Instruction :: Copy out each line of the material below that holds the string "Output".

### Extracted records ###

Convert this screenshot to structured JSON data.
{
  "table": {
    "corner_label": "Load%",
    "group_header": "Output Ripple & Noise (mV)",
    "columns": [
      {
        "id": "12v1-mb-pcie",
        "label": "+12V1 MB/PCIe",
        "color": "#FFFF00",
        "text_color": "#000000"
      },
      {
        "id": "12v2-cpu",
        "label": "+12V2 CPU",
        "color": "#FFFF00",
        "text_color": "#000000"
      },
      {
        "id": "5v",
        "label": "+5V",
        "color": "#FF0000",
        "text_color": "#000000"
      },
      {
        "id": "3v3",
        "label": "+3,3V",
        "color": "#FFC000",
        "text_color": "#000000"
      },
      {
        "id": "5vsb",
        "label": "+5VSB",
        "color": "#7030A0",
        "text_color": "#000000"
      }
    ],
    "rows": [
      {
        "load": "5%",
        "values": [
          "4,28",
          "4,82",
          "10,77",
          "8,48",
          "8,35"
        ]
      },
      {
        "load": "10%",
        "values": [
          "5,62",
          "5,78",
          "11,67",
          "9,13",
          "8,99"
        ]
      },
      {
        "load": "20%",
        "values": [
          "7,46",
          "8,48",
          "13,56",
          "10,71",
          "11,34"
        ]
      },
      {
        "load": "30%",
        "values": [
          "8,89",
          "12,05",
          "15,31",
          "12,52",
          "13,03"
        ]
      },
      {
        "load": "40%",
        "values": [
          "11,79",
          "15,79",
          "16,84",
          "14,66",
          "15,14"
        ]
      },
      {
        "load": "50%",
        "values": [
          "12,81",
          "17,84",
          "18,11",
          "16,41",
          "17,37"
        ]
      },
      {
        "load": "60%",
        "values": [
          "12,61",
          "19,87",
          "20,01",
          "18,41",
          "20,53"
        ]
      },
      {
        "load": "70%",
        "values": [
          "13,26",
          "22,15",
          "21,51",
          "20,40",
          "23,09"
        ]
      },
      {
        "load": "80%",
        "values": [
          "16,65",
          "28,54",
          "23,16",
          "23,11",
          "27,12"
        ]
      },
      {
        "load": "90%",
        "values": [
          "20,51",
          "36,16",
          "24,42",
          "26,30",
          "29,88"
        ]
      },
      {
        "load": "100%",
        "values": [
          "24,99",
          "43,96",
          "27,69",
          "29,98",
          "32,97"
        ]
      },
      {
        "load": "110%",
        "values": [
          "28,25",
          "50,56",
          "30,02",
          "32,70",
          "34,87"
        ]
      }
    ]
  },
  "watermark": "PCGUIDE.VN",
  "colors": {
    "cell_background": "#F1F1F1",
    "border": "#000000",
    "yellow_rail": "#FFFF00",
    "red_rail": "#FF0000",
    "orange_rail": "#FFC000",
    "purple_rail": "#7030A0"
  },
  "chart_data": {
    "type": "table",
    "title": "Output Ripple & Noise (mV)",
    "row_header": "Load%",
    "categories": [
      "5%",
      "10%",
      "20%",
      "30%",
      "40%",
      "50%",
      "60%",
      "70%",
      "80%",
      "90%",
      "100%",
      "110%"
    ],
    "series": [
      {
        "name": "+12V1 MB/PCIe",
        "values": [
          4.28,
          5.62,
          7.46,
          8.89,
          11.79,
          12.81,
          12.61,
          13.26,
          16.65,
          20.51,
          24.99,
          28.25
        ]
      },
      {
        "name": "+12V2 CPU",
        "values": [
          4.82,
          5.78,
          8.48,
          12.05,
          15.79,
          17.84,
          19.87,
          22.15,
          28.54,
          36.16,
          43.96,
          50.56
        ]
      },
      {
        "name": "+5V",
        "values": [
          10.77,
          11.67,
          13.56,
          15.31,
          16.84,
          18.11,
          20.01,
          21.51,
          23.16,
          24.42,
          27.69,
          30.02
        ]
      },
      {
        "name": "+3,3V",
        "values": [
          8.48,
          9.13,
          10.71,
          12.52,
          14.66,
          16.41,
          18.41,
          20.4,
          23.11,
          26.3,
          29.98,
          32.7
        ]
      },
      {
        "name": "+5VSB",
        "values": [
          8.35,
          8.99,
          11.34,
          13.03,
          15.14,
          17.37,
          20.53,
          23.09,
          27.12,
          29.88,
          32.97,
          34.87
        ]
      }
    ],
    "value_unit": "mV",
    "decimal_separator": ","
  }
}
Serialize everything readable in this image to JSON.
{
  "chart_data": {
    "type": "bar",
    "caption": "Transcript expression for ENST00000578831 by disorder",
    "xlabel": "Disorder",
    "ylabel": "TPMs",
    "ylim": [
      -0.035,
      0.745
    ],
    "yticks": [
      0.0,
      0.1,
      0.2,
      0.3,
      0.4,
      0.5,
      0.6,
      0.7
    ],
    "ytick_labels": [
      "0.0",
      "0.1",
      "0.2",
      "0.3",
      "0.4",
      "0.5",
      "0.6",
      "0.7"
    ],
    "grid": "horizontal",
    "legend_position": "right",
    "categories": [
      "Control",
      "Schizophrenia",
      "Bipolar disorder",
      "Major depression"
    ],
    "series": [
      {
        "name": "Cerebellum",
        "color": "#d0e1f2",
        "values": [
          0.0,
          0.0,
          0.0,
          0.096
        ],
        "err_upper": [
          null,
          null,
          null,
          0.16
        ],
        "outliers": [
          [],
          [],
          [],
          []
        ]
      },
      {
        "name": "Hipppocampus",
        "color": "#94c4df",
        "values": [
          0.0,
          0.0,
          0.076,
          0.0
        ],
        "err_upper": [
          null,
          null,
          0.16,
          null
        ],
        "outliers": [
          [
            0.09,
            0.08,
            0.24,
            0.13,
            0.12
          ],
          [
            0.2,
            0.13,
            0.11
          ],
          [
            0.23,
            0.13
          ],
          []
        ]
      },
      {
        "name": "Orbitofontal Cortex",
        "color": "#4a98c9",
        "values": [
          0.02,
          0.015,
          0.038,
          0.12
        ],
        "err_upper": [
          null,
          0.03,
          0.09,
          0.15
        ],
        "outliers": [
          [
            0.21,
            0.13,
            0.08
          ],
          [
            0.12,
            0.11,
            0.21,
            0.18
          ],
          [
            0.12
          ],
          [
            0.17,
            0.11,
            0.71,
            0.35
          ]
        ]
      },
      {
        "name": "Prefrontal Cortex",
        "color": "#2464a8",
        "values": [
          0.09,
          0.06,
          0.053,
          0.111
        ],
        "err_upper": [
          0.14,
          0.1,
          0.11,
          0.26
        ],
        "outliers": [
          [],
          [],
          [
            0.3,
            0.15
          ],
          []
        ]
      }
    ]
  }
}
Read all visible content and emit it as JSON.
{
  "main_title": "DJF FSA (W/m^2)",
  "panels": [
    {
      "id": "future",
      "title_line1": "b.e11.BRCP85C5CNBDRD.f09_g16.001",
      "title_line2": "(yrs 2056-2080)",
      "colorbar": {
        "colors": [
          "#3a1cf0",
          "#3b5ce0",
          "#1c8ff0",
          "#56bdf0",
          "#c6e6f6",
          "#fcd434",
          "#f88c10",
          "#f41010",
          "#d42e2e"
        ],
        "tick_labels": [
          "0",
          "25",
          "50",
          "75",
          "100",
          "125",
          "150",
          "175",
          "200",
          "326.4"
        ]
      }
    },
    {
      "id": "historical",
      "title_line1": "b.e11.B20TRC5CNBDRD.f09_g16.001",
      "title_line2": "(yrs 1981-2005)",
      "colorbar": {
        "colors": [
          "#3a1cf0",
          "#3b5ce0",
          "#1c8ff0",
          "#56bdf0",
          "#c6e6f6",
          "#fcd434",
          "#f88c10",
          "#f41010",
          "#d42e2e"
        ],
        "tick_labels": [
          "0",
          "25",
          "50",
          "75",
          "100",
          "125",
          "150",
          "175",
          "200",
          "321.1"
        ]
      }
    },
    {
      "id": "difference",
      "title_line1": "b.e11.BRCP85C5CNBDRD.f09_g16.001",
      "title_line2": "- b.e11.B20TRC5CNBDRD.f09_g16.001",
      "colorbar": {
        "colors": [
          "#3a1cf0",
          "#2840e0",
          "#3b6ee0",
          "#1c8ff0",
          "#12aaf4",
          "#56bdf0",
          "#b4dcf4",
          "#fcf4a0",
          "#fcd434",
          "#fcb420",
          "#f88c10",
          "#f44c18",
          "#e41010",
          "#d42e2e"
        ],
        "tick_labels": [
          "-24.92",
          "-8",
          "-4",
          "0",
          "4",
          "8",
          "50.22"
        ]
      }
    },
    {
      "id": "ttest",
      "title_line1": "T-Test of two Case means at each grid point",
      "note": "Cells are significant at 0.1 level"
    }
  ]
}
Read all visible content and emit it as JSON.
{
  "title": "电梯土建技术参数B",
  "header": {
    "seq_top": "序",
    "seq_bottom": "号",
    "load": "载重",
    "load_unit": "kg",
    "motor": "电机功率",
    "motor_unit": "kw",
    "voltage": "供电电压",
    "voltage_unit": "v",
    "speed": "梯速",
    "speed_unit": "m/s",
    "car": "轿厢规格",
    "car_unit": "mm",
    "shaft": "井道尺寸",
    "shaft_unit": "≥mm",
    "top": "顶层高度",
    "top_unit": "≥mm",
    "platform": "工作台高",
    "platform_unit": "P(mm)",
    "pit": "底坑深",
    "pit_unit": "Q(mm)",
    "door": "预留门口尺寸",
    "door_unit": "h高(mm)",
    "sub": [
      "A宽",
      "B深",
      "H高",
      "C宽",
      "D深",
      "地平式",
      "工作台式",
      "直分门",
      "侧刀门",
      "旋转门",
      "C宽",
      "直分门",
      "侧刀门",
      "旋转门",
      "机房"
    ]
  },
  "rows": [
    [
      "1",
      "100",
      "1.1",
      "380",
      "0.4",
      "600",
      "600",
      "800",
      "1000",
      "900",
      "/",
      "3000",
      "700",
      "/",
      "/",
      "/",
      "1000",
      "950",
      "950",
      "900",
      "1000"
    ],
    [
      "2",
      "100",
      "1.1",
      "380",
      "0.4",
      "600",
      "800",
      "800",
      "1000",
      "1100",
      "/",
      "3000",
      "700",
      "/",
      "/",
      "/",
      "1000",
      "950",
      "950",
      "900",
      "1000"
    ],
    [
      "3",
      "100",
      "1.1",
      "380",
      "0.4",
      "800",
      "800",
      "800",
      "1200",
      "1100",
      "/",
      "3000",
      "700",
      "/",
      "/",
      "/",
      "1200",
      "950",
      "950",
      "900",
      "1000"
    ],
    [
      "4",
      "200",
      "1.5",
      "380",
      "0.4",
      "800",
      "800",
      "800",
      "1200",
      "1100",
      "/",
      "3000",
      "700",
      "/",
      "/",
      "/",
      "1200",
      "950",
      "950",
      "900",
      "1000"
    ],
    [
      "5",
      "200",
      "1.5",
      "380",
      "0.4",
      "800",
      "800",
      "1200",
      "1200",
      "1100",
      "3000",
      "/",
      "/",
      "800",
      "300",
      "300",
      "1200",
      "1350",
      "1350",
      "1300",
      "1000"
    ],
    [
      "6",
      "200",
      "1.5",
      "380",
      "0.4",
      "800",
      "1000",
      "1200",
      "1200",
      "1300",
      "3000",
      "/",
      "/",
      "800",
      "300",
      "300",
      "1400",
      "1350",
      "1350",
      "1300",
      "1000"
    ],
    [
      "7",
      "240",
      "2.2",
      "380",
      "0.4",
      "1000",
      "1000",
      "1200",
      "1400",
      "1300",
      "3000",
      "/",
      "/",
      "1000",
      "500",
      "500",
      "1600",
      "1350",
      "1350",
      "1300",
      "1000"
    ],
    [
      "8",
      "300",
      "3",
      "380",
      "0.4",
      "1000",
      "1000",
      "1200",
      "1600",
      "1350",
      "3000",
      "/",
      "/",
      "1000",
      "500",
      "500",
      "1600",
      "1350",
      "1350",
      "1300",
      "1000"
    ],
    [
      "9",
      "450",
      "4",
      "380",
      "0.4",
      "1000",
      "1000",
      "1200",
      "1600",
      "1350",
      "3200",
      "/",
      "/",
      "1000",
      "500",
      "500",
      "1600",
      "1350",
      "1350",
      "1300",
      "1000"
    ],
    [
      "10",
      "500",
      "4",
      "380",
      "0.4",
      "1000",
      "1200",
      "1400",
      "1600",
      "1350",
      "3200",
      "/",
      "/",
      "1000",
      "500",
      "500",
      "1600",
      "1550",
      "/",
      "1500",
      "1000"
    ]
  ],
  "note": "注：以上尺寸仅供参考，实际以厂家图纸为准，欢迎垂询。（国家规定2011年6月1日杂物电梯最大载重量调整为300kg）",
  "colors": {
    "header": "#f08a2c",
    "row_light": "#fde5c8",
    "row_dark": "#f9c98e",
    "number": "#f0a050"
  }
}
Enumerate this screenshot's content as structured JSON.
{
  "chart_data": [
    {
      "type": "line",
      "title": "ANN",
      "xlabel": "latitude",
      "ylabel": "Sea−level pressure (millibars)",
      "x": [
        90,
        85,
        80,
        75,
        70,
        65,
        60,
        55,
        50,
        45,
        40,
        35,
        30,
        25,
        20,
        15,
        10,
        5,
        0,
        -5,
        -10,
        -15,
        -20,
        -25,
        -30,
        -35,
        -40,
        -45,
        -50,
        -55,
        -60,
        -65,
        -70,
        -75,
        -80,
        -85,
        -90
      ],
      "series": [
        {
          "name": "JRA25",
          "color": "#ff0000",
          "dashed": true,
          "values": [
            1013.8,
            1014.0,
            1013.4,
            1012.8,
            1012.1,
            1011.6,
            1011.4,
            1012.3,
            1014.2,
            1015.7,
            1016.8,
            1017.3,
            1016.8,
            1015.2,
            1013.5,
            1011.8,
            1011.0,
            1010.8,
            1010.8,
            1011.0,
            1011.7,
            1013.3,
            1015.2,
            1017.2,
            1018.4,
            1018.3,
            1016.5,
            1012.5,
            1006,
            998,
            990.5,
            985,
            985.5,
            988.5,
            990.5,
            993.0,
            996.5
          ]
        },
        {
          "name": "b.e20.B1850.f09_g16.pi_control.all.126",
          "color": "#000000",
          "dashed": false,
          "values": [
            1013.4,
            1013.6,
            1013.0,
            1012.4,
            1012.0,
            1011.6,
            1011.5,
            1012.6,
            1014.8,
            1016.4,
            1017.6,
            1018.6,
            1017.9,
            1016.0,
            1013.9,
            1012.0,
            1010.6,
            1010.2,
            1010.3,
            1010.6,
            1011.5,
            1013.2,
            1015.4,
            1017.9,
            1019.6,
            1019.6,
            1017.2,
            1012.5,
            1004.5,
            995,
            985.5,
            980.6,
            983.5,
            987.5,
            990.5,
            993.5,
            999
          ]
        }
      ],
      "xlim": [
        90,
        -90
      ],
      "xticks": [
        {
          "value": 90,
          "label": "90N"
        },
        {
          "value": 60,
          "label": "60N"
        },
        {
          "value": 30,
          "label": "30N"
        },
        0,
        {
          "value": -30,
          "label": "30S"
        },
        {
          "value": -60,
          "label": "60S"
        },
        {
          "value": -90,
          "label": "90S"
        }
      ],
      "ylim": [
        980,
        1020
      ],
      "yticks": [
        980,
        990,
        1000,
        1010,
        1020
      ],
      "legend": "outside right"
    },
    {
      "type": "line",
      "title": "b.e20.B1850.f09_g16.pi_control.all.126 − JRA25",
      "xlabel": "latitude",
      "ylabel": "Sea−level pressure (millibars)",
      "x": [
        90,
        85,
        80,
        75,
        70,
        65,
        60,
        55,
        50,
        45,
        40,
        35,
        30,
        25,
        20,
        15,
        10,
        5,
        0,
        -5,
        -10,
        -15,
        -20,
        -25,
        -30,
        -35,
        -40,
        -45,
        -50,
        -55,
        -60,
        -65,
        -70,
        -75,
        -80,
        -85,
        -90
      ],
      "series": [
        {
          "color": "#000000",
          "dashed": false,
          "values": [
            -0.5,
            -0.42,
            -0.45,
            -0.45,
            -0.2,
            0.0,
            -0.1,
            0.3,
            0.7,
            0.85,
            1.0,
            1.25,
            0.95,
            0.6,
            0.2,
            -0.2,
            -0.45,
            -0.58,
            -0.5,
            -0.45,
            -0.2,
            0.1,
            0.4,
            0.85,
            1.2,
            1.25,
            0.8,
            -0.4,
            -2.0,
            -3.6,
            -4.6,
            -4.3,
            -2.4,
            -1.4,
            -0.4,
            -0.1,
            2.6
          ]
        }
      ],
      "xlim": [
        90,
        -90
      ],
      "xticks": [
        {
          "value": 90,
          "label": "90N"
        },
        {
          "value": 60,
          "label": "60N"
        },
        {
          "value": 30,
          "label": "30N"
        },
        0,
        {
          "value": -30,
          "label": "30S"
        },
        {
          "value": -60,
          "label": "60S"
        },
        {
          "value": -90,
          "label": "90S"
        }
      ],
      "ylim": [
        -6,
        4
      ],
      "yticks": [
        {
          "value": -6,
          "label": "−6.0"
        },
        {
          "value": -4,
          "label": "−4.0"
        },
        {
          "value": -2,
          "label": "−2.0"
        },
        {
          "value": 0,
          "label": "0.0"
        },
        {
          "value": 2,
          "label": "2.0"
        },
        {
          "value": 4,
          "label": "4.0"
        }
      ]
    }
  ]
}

###

Answer to the problem ::
    "group_header": "Output Ripple & Noise (mV)",
    "title": "Output Ripple & Noise (mV)",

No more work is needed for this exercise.